■ **EXERCISE GOAL**: Please render the lines of the records below as a numbered list, skipping any blank lines and leaving the pictures out of your answer.

── EXCERPTED DATA ──

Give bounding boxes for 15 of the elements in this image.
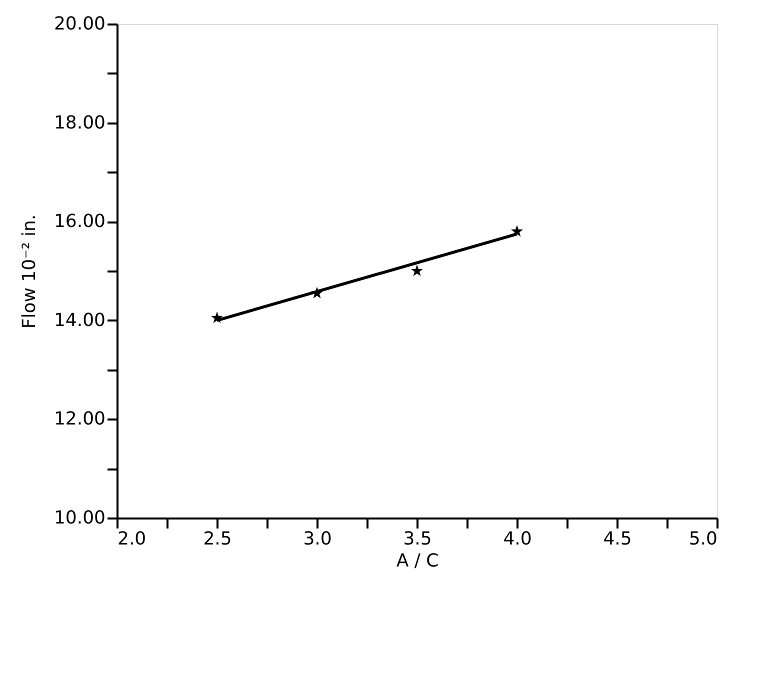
x-tick-label: 3.5 xyxy=(403,528,432,550)
y-tick-label: 18.00 xyxy=(54,112,106,134)
y-axis-title: Flow 10⁻² in. xyxy=(18,214,40,329)
y-tick-label: 14.00 xyxy=(54,310,106,331)
x-tick-label: 2.0 xyxy=(118,528,146,550)
x-tick-label: 3.0 xyxy=(303,528,332,550)
x-tick-label: 5.0 xyxy=(688,528,718,550)
y-tick-label: 12.00 xyxy=(54,408,106,430)
x-tick-label: 4.5 xyxy=(603,528,632,550)
x-tick-label: 4.0 xyxy=(503,528,532,550)
y-tick-label: 10.00 xyxy=(54,508,106,528)
y-tick-label: 20.00 xyxy=(54,14,106,34)
y-tick-label: 16.00 xyxy=(54,211,106,232)
x-tick-label: 2.5 xyxy=(203,528,232,550)
x-axis-title: A / C xyxy=(396,550,439,572)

───

■ **THE ANSWER**:
1. Give bounding boxes for 15 of the elements in this image.
2. x-tick-label: 3.5 xyxy=(403,528,432,550)
3. y-tick-label: 18.00 xyxy=(54,112,106,134)
4. y-axis-title: Flow 10⁻² in. xyxy=(18,214,40,329)
5. y-tick-label: 14.00 xyxy=(54,310,106,331)
6. x-tick-label: 2.0 xyxy=(118,528,146,550)
7. x-tick-label: 3.0 xyxy=(303,528,332,550)
8. x-tick-label: 5.0 xyxy=(688,528,718,550)
9. y-tick-label: 12.00 xyxy=(54,408,106,430)
10. x-tick-label: 4.5 xyxy=(603,528,632,550)
11. x-tick-label: 4.0 xyxy=(503,528,532,550)
12. y-tick-label: 10.00 xyxy=(54,508,106,528)
13. y-tick-label: 20.00 xyxy=(54,14,106,34)
14. y-tick-label: 16.00 xyxy=(54,211,106,232)
15. x-tick-label: 2.5 xyxy=(203,528,232,550)
16. x-axis-title: A / C xyxy=(396,550,439,572)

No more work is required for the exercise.